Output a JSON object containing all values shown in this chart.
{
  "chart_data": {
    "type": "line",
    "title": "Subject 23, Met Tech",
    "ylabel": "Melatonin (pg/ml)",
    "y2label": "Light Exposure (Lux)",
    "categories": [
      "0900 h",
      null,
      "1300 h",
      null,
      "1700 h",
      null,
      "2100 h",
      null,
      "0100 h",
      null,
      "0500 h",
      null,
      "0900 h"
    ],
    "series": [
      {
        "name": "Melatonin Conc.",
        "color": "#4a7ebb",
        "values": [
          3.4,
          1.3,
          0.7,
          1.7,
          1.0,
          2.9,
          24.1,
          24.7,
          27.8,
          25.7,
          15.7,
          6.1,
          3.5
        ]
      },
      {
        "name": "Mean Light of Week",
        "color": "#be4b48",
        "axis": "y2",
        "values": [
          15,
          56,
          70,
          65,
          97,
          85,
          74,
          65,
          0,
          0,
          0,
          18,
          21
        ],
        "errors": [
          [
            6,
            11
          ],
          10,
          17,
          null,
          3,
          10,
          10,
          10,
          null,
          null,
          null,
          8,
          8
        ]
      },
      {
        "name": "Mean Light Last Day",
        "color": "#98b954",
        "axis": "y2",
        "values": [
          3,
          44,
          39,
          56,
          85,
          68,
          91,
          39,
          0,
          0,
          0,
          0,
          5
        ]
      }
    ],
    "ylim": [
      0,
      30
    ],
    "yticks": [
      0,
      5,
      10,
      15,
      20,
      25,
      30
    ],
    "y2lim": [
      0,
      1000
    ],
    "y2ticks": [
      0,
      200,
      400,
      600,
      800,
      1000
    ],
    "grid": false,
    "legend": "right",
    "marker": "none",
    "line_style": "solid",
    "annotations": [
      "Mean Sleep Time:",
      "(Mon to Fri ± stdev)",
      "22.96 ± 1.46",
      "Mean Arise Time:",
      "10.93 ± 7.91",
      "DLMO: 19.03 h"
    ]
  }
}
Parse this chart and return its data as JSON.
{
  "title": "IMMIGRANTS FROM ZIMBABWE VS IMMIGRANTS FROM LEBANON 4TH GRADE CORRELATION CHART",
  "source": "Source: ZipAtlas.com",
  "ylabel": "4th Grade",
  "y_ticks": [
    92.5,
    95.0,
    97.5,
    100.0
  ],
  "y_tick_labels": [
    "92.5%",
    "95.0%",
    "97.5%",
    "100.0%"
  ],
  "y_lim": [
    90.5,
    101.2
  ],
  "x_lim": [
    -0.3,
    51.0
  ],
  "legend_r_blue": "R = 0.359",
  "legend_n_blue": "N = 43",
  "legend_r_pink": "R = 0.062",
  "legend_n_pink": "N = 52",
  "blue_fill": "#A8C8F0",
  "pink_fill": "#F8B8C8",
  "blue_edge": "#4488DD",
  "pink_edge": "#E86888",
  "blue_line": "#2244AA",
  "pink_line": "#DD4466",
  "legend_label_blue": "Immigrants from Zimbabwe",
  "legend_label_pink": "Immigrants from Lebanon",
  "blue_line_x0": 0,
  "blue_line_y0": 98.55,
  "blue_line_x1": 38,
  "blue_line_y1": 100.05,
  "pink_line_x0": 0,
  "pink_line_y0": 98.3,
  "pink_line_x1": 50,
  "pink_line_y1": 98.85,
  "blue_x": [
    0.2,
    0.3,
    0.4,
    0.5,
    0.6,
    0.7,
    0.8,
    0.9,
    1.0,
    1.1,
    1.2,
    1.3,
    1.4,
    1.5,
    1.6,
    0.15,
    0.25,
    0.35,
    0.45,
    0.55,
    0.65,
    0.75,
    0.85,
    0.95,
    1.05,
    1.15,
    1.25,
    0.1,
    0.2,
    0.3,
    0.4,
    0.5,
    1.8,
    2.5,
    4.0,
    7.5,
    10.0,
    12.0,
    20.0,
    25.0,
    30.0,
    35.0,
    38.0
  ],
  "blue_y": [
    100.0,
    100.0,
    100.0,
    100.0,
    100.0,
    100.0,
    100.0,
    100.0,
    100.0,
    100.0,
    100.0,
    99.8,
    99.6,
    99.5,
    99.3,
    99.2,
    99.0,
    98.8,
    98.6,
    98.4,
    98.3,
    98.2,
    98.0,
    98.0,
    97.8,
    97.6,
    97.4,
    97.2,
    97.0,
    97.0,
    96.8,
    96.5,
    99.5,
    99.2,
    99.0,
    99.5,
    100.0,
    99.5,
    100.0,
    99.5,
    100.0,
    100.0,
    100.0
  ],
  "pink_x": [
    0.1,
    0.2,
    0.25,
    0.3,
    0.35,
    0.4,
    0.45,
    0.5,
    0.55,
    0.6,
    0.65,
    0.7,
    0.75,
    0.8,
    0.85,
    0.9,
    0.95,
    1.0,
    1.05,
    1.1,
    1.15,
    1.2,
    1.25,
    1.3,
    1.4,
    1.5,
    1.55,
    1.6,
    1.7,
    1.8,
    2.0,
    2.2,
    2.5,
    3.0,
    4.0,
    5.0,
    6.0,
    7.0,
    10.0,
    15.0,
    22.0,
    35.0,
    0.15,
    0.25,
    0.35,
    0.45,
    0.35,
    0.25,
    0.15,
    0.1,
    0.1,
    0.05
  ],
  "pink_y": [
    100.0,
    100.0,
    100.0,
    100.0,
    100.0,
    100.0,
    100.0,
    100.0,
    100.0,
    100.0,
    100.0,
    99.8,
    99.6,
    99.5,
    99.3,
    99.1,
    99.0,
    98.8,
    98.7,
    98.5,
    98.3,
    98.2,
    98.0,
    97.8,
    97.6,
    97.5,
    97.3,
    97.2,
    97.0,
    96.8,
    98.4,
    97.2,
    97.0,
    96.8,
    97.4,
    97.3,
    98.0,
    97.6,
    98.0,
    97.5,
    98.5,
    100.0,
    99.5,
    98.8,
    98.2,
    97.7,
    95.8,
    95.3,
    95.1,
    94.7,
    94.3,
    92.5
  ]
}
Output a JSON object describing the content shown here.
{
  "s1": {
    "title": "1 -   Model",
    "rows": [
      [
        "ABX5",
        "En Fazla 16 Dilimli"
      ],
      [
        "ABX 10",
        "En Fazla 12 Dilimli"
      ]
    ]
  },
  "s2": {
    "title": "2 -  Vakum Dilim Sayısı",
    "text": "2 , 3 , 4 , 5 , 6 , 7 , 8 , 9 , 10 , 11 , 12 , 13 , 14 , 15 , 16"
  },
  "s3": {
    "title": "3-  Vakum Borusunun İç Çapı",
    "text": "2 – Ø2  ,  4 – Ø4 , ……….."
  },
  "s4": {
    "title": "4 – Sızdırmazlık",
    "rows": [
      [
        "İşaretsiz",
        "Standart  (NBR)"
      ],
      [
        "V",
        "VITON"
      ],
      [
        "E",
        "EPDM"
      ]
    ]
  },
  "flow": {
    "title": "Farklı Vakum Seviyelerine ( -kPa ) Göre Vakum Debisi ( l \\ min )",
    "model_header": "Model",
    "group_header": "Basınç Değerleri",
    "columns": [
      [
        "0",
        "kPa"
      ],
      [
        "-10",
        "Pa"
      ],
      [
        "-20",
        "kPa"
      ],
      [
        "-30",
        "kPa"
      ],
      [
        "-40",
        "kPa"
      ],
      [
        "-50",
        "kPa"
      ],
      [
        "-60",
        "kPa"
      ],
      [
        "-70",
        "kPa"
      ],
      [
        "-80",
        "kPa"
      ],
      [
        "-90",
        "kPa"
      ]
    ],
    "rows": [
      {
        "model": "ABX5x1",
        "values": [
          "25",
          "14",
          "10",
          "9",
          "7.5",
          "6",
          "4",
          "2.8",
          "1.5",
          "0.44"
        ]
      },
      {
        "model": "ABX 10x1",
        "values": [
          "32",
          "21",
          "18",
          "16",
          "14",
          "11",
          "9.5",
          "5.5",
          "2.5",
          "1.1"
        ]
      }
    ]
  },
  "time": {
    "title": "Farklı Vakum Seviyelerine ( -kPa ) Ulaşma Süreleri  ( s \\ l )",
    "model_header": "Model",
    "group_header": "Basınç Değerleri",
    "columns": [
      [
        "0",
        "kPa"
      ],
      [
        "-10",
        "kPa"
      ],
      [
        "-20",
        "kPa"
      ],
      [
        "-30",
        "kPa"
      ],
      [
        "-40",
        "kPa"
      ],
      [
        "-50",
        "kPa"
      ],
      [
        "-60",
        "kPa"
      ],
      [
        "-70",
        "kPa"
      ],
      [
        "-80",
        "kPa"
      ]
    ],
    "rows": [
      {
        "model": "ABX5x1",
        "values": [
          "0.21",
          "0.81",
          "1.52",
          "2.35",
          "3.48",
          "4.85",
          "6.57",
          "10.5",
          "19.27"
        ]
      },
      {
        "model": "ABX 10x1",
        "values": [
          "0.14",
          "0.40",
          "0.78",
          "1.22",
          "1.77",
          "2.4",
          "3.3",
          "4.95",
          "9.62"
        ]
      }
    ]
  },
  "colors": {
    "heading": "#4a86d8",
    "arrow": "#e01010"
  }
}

==================================================

* EXERCISE GOAL *
From the listing above, report the number of lines containing the string "this", without any accompanying remarks.

* RESPONSE TO THE TASK *
2